■ CHALLENGE: Repeat each record below exactly as given.

■ DATA ENTRIES:
***
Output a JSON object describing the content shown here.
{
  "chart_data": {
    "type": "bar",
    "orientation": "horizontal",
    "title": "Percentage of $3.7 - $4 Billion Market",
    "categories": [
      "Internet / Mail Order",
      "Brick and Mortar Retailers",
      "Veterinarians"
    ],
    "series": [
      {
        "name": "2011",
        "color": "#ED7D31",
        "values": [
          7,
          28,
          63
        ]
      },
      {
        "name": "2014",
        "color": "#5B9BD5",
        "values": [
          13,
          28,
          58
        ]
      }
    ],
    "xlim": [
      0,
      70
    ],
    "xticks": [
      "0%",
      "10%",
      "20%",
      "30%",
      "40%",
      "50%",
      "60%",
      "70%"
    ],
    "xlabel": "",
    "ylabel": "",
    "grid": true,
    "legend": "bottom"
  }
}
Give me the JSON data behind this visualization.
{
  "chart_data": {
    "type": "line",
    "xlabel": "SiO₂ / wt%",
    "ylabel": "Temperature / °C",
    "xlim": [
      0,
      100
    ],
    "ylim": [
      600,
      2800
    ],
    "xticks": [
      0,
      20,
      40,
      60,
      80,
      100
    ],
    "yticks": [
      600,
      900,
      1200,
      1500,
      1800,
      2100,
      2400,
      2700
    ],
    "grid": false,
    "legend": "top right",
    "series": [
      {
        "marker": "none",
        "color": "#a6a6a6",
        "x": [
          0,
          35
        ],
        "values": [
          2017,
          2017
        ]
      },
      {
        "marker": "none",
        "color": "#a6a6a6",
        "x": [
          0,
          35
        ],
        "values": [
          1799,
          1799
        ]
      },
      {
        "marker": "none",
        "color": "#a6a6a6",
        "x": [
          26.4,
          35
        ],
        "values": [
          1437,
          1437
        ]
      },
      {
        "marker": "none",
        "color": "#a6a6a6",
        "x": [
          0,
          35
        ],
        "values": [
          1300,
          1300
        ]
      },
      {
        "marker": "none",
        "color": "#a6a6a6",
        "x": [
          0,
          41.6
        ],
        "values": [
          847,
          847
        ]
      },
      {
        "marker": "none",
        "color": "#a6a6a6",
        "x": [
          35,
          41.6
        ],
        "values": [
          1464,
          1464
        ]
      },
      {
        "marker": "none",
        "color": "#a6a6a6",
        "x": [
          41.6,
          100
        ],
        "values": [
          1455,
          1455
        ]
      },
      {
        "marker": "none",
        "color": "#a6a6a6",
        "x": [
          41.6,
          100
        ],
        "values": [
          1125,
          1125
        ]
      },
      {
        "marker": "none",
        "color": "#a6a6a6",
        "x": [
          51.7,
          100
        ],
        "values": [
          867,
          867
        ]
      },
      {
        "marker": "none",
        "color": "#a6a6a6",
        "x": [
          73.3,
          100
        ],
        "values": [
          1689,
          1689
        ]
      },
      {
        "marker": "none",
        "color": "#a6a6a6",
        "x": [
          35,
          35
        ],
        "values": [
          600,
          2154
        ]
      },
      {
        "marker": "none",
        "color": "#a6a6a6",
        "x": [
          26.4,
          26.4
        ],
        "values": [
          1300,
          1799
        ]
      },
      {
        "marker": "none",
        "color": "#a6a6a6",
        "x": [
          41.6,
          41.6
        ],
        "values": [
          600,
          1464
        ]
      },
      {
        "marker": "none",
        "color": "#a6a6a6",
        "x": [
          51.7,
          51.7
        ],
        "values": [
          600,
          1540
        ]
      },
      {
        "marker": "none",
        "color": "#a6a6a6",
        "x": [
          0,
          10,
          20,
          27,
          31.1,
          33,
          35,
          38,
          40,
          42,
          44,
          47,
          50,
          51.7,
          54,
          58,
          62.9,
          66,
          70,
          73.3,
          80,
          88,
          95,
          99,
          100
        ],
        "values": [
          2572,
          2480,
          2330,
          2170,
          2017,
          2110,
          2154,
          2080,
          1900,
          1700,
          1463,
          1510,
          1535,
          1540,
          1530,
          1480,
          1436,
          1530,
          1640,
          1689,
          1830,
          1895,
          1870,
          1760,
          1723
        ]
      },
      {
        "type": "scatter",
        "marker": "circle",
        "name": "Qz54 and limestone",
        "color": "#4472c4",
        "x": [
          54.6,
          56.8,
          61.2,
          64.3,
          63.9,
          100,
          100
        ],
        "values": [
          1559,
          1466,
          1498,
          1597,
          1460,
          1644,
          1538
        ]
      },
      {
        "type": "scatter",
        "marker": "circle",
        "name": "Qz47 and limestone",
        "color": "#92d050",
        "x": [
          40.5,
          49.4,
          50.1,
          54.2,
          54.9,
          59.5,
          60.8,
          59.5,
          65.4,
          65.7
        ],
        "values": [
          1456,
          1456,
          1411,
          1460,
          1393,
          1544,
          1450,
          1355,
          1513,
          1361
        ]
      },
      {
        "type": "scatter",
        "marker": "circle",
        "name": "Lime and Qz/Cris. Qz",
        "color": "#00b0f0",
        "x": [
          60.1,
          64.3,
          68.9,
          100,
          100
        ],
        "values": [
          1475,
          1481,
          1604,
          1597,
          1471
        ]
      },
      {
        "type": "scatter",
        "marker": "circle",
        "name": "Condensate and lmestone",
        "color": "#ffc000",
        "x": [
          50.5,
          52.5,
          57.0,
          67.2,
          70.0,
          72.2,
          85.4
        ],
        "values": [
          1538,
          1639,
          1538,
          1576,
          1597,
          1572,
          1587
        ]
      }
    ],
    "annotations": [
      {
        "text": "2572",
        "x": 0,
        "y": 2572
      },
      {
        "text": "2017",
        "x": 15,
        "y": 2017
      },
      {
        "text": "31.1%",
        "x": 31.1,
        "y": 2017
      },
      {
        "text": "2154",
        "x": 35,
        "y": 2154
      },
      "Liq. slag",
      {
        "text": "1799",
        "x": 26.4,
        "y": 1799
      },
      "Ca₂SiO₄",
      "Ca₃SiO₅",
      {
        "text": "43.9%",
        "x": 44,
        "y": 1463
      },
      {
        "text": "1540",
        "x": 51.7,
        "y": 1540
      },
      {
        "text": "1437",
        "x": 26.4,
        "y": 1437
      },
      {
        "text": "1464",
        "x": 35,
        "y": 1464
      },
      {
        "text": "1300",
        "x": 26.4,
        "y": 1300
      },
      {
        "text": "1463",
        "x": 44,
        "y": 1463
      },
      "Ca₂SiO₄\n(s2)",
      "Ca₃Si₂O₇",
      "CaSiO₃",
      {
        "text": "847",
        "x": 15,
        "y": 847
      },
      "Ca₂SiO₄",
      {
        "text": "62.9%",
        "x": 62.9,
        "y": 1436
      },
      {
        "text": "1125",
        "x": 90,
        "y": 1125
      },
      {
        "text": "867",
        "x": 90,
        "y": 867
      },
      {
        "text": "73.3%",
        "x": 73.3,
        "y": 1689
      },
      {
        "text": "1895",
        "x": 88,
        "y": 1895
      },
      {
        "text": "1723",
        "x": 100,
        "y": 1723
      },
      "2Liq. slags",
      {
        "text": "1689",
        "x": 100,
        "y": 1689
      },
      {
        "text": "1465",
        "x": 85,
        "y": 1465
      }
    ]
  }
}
***
■ PROBLEM SOLUTION:
Output a JSON object describing the content shown here.
{
  "chart_data": {
    "type": "bar",
    "orientation": "horizontal",
    "title": "Percentage of $3.7 - $4 Billion Market",
    "categories": [
      "Internet / Mail Order",
      "Brick and Mortar Retailers",
      "Veterinarians"
    ],
    "series": [
      {
        "name": "2011",
        "color": "#ED7D31",
        "values": [
          7,
          28,
          63
        ]
      },
      {
        "name": "2014",
        "color": "#5B9BD5",
        "values": [
          13,
          28,
          58
        ]
      }
    ],
    "xlim": [
      0,
      70
    ],
    "xticks": [
      "0%",
      "10%",
      "20%",
      "30%",
      "40%",
      "50%",
      "60%",
      "70%"
    ],
    "xlabel": "",
    "ylabel": "",
    "grid": true,
    "legend": "bottom"
  }
}
Give me the JSON data behind this visualization.
{
  "chart_data": {
    "type": "line",
    "xlabel": "SiO₂ / wt%",
    "ylabel": "Temperature / °C",
    "xlim": [
      0,
      100
    ],
    "ylim": [
      600,
      2800
    ],
    "xticks": [
      0,
      20,
      40,
      60,
      80,
      100
    ],
    "yticks": [
      600,
      900,
      1200,
      1500,
      1800,
      2100,
      2400,
      2700
    ],
    "grid": false,
    "legend": "top right",
    "series": [
      {
        "marker": "none",
        "color": "#a6a6a6",
        "x": [
          0,
          35
        ],
        "values": [
          2017,
          2017
        ]
      },
      {
        "marker": "none",
        "color": "#a6a6a6",
        "x": [
          0,
          35
        ],
        "values": [
          1799,
          1799
        ]
      },
      {
        "marker": "none",
        "color": "#a6a6a6",
        "x": [
          26.4,
          35
        ],
        "values": [
          1437,
          1437
        ]
      },
      {
        "marker": "none",
        "color": "#a6a6a6",
        "x": [
          0,
          35
        ],
        "values": [
          1300,
          1300
        ]
      },
      {
        "marker": "none",
        "color": "#a6a6a6",
        "x": [
          0,
          41.6
        ],
        "values": [
          847,
          847
        ]
      },
      {
        "marker": "none",
        "color": "#a6a6a6",
        "x": [
          35,
          41.6
        ],
        "values": [
          1464,
          1464
        ]
      },
      {
        "marker": "none",
        "color": "#a6a6a6",
        "x": [
          41.6,
          100
        ],
        "values": [
          1455,
          1455
        ]
      },
      {
        "marker": "none",
        "color": "#a6a6a6",
        "x": [
          41.6,
          100
        ],
        "values": [
          1125,
          1125
        ]
      },
      {
        "marker": "none",
        "color": "#a6a6a6",
        "x": [
          51.7,
          100
        ],
        "values": [
          867,
          867
        ]
      },
      {
        "marker": "none",
        "color": "#a6a6a6",
        "x": [
          73.3,
          100
        ],
        "values": [
          1689,
          1689
        ]
      },
      {
        "marker": "none",
        "color": "#a6a6a6",
        "x": [
          35,
          35
        ],
        "values": [
          600,
          2154
        ]
      },
      {
        "marker": "none",
        "color": "#a6a6a6",
        "x": [
          26.4,
          26.4
        ],
        "values": [
          1300,
          1799
        ]
      },
      {
        "marker": "none",
        "color": "#a6a6a6",
        "x": [
          41.6,
          41.6
        ],
        "values": [
          600,
          1464
        ]
      },
      {
        "marker": "none",
        "color": "#a6a6a6",
        "x": [
          51.7,
          51.7
        ],
        "values": [
          600,
          1540
        ]
      },
      {
        "marker": "none",
        "color": "#a6a6a6",
        "x": [
          0,
          10,
          20,
          27,
          31.1,
          33,
          35,
          38,
          40,
          42,
          44,
          47,
          50,
          51.7,
          54,
          58,
          62.9,
          66,
          70,
          73.3,
          80,
          88,
          95,
          99,
          100
        ],
        "values": [
          2572,
          2480,
          2330,
          2170,
          2017,
          2110,
          2154,
          2080,
          1900,
          1700,
          1463,
          1510,
          1535,
          1540,
          1530,
          1480,
          1436,
          1530,
          1640,
          1689,
          1830,
          1895,
          1870,
          1760,
          1723
        ]
      },
      {
        "type": "scatter",
        "marker": "circle",
        "name": "Qz54 and limestone",
        "color": "#4472c4",
        "x": [
          54.6,
          56.8,
          61.2,
          64.3,
          63.9,
          100,
          100
        ],
        "values": [
          1559,
          1466,
          1498,
          1597,
          1460,
          1644,
          1538
        ]
      },
      {
        "type": "scatter",
        "marker": "circle",
        "name": "Qz47 and limestone",
        "color": "#92d050",
        "x": [
          40.5,
          49.4,
          50.1,
          54.2,
          54.9,
          59.5,
          60.8,
          59.5,
          65.4,
          65.7
        ],
        "values": [
          1456,
          1456,
          1411,
          1460,
          1393,
          1544,
          1450,
          1355,
          1513,
          1361
        ]
      },
      {
        "type": "scatter",
        "marker": "circle",
        "name": "Lime and Qz/Cris. Qz",
        "color": "#00b0f0",
        "x": [
          60.1,
          64.3,
          68.9,
          100,
          100
        ],
        "values": [
          1475,
          1481,
          1604,
          1597,
          1471
        ]
      },
      {
        "type": "scatter",
        "marker": "circle",
        "name": "Condensate and lmestone",
        "color": "#ffc000",
        "x": [
          50.5,
          52.5,
          57.0,
          67.2,
          70.0,
          72.2,
          85.4
        ],
        "values": [
          1538,
          1639,
          1538,
          1576,
          1597,
          1572,
          1587
        ]
      }
    ],
    "annotations": [
      {
        "text": "2572",
        "x": 0,
        "y": 2572
      },
      {
        "text": "2017",
        "x": 15,
        "y": 2017
      },
      {
        "text": "31.1%",
        "x": 31.1,
        "y": 2017
      },
      {
        "text": "2154",
        "x": 35,
        "y": 2154
      },
      "Liq. slag",
      {
        "text": "1799",
        "x": 26.4,
        "y": 1799
      },
      "Ca₂SiO₄",
      "Ca₃SiO₅",
      {
        "text": "43.9%",
        "x": 44,
        "y": 1463
      },
      {
        "text": "1540",
        "x": 51.7,
        "y": 1540
      },
      {
        "text": "1437",
        "x": 26.4,
        "y": 1437
      },
      {
        "text": "1464",
        "x": 35,
        "y": 1464
      },
      {
        "text": "1300",
        "x": 26.4,
        "y": 1300
      },
      {
        "text": "1463",
        "x": 44,
        "y": 1463
      },
      "Ca₂SiO₄\n(s2)",
      "Ca₃Si₂O₇",
      "CaSiO₃",
      {
        "text": "847",
        "x": 15,
        "y": 847
      },
      "Ca₂SiO₄",
      {
        "text": "62.9%",
        "x": 62.9,
        "y": 1436
      },
      {
        "text": "1125",
        "x": 90,
        "y": 1125
      },
      {
        "text": "867",
        "x": 90,
        "y": 867
      },
      {
        "text": "73.3%",
        "x": 73.3,
        "y": 1689
      },
      {
        "text": "1895",
        "x": 88,
        "y": 1895
      },
      {
        "text": "1723",
        "x": 100,
        "y": 1723
      },
      "2Liq. slags",
      {
        "text": "1689",
        "x": 100,
        "y": 1689
      },
      {
        "text": "1465",
        "x": 85,
        "y": 1465
      }
    ]
  }
}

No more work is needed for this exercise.